╭─ Supplied data

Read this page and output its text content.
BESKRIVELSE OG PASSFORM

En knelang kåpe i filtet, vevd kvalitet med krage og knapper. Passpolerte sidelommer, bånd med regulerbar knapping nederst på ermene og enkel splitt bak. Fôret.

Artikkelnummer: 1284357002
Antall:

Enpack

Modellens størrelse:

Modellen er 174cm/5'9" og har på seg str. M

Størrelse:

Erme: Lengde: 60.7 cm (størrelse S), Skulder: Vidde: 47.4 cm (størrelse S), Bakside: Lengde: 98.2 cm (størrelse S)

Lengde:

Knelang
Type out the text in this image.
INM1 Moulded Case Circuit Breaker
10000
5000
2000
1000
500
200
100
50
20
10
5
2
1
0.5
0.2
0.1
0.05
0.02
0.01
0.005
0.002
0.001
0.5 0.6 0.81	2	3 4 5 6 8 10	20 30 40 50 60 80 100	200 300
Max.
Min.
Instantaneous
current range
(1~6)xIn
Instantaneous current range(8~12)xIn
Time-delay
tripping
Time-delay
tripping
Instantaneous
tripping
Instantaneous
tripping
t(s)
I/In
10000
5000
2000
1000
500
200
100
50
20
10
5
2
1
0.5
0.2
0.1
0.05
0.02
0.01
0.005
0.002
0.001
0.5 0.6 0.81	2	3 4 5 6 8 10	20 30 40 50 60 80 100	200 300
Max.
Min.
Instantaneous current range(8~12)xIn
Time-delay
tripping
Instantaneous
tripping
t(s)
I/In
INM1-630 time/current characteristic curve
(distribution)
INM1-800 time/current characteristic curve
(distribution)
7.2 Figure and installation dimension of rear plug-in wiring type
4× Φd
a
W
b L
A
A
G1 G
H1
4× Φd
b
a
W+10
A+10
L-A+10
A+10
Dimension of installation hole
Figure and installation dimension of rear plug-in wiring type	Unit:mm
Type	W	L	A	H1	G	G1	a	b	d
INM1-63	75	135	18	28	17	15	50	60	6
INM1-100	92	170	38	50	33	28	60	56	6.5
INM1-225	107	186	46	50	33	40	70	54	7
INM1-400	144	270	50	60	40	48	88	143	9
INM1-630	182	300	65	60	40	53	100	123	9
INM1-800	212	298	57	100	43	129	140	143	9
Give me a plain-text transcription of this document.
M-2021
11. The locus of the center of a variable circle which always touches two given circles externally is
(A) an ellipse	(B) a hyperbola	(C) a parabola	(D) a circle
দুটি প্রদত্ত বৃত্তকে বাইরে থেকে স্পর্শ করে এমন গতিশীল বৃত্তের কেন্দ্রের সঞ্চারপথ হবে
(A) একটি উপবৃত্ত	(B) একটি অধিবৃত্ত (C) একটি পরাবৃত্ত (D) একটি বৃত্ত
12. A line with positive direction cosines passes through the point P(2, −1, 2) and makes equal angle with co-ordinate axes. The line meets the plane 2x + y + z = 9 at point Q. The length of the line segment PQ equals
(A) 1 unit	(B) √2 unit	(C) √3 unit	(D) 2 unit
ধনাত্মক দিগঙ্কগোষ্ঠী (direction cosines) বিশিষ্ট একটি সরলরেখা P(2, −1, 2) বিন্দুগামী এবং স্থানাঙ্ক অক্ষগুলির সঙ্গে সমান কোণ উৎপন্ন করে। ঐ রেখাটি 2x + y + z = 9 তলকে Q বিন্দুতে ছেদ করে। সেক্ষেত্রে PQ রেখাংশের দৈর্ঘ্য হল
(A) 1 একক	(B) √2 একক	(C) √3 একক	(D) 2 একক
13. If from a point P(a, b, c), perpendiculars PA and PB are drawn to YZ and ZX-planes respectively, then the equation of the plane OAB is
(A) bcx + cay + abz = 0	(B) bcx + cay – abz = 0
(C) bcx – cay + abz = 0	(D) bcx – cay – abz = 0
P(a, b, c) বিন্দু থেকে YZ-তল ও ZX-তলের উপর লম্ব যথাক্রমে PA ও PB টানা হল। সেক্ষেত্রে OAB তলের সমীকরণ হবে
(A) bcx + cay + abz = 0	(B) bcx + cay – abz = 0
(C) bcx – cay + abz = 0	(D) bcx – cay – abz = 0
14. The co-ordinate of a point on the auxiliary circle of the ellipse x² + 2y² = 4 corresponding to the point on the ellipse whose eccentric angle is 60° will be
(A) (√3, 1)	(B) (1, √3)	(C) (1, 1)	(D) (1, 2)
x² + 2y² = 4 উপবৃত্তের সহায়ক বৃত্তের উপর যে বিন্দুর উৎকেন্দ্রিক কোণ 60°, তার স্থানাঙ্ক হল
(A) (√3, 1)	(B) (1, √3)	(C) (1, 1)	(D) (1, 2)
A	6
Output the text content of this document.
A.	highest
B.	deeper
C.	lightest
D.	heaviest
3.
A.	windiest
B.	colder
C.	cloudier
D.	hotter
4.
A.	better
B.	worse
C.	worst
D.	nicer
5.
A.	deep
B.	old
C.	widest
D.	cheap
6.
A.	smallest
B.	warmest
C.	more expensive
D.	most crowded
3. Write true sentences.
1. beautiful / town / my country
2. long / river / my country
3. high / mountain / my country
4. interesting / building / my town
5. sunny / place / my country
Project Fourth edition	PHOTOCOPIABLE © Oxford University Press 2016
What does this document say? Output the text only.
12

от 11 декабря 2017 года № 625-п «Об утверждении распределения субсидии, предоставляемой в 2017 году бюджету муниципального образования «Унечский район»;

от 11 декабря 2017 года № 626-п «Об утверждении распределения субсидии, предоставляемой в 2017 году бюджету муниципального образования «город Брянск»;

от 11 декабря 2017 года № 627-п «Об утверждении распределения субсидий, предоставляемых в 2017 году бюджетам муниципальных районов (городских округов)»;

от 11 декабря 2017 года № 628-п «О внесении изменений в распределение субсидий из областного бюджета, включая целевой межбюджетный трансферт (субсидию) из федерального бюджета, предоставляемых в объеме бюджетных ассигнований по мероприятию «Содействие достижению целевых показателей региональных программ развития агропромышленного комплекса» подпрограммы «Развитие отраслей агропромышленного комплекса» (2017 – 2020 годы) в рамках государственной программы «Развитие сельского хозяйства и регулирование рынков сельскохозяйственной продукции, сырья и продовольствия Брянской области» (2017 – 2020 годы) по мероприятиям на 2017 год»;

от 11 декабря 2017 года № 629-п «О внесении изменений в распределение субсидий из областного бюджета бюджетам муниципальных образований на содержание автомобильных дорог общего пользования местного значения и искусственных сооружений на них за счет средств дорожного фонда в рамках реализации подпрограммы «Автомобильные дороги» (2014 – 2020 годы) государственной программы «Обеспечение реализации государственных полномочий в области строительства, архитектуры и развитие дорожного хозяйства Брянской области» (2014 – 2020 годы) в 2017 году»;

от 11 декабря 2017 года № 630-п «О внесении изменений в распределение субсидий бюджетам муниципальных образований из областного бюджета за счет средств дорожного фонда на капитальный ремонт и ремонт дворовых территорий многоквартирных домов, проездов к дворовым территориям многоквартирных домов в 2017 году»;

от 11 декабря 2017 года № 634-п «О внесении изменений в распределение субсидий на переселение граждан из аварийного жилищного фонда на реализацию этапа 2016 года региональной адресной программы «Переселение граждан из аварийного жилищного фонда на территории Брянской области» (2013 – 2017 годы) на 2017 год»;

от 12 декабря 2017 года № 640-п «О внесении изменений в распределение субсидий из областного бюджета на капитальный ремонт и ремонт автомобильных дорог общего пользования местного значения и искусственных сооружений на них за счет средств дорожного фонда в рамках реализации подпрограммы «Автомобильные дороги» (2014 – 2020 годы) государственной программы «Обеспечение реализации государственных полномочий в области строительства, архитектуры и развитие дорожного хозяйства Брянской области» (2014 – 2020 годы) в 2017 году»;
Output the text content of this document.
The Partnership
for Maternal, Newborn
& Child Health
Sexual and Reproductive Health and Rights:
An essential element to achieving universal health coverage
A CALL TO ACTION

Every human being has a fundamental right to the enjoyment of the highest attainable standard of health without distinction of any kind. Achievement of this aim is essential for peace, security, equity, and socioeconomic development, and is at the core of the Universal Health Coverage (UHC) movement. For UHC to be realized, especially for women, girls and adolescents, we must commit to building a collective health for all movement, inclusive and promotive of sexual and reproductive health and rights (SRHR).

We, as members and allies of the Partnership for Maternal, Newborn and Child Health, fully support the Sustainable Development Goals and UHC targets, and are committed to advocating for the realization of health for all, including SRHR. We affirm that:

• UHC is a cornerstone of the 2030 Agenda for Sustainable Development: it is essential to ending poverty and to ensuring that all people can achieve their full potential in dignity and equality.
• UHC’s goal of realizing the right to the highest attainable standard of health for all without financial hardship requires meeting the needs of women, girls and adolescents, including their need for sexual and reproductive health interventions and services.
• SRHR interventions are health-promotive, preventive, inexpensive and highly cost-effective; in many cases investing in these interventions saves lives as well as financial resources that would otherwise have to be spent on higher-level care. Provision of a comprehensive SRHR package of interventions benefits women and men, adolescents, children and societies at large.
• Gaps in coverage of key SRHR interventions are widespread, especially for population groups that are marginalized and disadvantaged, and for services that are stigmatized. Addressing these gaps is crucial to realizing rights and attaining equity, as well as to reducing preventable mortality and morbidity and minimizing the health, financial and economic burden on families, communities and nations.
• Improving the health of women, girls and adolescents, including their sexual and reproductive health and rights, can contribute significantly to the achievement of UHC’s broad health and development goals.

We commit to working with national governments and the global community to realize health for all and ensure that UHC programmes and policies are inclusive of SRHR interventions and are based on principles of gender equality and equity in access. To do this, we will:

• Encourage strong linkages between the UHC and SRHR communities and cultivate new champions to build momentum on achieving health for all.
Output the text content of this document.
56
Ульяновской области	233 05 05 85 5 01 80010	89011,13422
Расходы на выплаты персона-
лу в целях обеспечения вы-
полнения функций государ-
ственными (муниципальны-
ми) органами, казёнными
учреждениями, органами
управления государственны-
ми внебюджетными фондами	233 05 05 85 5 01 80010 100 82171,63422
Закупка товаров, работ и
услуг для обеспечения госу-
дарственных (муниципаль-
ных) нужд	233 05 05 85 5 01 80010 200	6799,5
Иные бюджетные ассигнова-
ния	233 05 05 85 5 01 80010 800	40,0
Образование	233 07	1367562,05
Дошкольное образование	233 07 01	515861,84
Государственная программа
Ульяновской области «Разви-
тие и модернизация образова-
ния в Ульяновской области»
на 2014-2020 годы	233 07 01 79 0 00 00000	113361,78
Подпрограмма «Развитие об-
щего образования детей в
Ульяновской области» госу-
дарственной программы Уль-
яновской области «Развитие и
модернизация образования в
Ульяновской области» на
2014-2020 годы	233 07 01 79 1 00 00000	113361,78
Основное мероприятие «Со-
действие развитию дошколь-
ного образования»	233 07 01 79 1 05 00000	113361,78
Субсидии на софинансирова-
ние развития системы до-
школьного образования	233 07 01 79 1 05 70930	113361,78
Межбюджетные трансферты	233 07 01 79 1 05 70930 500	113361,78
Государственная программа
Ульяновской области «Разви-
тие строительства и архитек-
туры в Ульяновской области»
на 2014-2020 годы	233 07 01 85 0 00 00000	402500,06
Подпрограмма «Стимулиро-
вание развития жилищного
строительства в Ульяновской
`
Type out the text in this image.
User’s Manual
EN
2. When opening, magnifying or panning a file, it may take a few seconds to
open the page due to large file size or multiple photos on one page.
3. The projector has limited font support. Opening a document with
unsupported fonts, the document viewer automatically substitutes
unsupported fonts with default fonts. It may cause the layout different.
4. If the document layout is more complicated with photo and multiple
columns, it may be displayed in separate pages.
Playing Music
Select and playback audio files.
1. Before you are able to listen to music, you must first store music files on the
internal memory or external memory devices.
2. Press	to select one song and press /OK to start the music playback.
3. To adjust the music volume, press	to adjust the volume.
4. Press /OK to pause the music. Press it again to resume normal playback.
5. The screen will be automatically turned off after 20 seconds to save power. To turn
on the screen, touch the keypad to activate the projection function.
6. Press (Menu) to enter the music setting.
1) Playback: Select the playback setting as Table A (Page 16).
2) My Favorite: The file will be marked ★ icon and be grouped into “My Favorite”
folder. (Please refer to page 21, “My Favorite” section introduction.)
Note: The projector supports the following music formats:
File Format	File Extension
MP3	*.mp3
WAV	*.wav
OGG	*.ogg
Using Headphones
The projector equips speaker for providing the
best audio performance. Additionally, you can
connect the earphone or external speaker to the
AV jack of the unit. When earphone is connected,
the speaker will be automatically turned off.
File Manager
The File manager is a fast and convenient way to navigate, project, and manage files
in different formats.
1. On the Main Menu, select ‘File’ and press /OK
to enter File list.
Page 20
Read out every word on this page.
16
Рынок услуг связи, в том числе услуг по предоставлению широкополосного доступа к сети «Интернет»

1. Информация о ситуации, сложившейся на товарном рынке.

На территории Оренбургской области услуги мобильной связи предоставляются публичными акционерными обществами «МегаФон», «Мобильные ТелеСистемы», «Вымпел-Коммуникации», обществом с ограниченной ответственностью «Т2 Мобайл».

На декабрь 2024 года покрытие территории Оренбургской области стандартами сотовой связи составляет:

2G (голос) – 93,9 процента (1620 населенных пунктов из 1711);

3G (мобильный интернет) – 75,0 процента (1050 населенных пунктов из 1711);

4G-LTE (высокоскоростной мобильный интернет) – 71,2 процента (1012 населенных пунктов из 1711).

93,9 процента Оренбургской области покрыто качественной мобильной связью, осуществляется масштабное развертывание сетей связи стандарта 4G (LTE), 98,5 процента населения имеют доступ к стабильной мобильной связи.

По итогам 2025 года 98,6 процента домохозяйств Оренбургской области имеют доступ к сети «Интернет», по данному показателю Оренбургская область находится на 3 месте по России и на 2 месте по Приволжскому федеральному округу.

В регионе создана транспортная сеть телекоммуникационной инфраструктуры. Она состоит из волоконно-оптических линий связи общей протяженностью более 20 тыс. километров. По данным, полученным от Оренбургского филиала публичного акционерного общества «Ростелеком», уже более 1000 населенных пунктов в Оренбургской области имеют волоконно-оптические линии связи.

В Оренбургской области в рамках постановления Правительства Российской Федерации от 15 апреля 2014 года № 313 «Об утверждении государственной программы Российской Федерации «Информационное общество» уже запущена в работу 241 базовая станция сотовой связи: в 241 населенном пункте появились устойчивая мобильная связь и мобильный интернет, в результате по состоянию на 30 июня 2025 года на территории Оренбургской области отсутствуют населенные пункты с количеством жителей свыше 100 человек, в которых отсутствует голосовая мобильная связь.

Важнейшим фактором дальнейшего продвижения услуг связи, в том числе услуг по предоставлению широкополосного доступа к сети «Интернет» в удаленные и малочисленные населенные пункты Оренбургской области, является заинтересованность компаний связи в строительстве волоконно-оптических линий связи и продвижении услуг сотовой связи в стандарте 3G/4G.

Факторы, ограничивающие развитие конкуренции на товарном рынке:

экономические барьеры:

╰─

__What the task asks__. Write only the number of lines in the records that include the word "модернизация".

__Result__. 2